─── Extracted entries ───

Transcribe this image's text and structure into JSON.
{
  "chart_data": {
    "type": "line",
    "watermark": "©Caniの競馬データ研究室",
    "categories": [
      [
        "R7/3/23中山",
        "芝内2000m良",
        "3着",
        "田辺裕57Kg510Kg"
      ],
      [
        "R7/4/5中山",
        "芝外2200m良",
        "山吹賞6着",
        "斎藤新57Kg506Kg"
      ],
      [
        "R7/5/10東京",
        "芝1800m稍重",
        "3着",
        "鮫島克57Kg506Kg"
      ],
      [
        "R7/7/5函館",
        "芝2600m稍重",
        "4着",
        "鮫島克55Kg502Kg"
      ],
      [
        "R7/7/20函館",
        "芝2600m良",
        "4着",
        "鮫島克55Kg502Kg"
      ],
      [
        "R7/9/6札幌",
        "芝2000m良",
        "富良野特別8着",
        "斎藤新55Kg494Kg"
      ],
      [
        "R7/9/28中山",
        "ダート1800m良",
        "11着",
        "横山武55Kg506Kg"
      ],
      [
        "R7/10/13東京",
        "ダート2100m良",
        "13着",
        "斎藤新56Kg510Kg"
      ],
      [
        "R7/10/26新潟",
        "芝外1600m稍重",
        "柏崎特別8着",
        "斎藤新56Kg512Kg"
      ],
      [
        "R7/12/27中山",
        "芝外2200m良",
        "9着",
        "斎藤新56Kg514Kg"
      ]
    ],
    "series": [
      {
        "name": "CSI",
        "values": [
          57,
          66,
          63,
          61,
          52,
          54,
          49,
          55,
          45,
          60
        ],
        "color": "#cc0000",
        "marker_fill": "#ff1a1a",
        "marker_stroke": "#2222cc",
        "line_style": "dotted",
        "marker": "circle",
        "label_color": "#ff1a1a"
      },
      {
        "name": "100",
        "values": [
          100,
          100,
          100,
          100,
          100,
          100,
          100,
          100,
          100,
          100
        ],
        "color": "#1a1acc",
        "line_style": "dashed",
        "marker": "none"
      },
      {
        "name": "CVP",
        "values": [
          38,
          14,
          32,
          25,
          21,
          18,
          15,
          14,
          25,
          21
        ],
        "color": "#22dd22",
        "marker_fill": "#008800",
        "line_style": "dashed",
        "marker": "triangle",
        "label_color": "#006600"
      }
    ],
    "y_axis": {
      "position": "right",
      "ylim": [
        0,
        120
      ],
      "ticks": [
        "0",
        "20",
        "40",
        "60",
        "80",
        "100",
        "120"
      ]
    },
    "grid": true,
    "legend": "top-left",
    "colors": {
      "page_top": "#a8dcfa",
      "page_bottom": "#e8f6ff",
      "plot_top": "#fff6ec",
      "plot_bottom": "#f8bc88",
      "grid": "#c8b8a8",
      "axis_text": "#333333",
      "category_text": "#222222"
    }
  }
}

───

## Exercise description
Retype the whole listing above exactly.

## The output
Transcribe this image's text and structure into JSON.
{
  "chart_data": {
    "type": "line",
    "watermark": "©Caniの競馬データ研究室",
    "categories": [
      [
        "R7/3/23中山",
        "芝内2000m良",
        "3着",
        "田辺裕57Kg510Kg"
      ],
      [
        "R7/4/5中山",
        "芝外2200m良",
        "山吹賞6着",
        "斎藤新57Kg506Kg"
      ],
      [
        "R7/5/10東京",
        "芝1800m稍重",
        "3着",
        "鮫島克57Kg506Kg"
      ],
      [
        "R7/7/5函館",
        "芝2600m稍重",
        "4着",
        "鮫島克55Kg502Kg"
      ],
      [
        "R7/7/20函館",
        "芝2600m良",
        "4着",
        "鮫島克55Kg502Kg"
      ],
      [
        "R7/9/6札幌",
        "芝2000m良",
        "富良野特別8着",
        "斎藤新55Kg494Kg"
      ],
      [
        "R7/9/28中山",
        "ダート1800m良",
        "11着",
        "横山武55Kg506Kg"
      ],
      [
        "R7/10/13東京",
        "ダート2100m良",
        "13着",
        "斎藤新56Kg510Kg"
      ],
      [
        "R7/10/26新潟",
        "芝外1600m稍重",
        "柏崎特別8着",
        "斎藤新56Kg512Kg"
      ],
      [
        "R7/12/27中山",
        "芝外2200m良",
        "9着",
        "斎藤新56Kg514Kg"
      ]
    ],
    "series": [
      {
        "name": "CSI",
        "values": [
          57,
          66,
          63,
          61,
          52,
          54,
          49,
          55,
          45,
          60
        ],
        "color": "#cc0000",
        "marker_fill": "#ff1a1a",
        "marker_stroke": "#2222cc",
        "line_style": "dotted",
        "marker": "circle",
        "label_color": "#ff1a1a"
      },
      {
        "name": "100",
        "values": [
          100,
          100,
          100,
          100,
          100,
          100,
          100,
          100,
          100,
          100
        ],
        "color": "#1a1acc",
        "line_style": "dashed",
        "marker": "none"
      },
      {
        "name": "CVP",
        "values": [
          38,
          14,
          32,
          25,
          21,
          18,
          15,
          14,
          25,
          21
        ],
        "color": "#22dd22",
        "marker_fill": "#008800",
        "line_style": "dashed",
        "marker": "triangle",
        "label_color": "#006600"
      }
    ],
    "y_axis": {
      "position": "right",
      "ylim": [
        0,
        120
      ],
      "ticks": [
        "0",
        "20",
        "40",
        "60",
        "80",
        "100",
        "120"
      ]
    },
    "grid": true,
    "legend": "top-left",
    "colors": {
      "page_top": "#a8dcfa",
      "page_bottom": "#e8f6ff",
      "plot_top": "#fff6ec",
      "plot_bottom": "#f8bc88",
      "grid": "#c8b8a8",
      "axis_text": "#333333",
      "category_text": "#222222"
    }
  }
}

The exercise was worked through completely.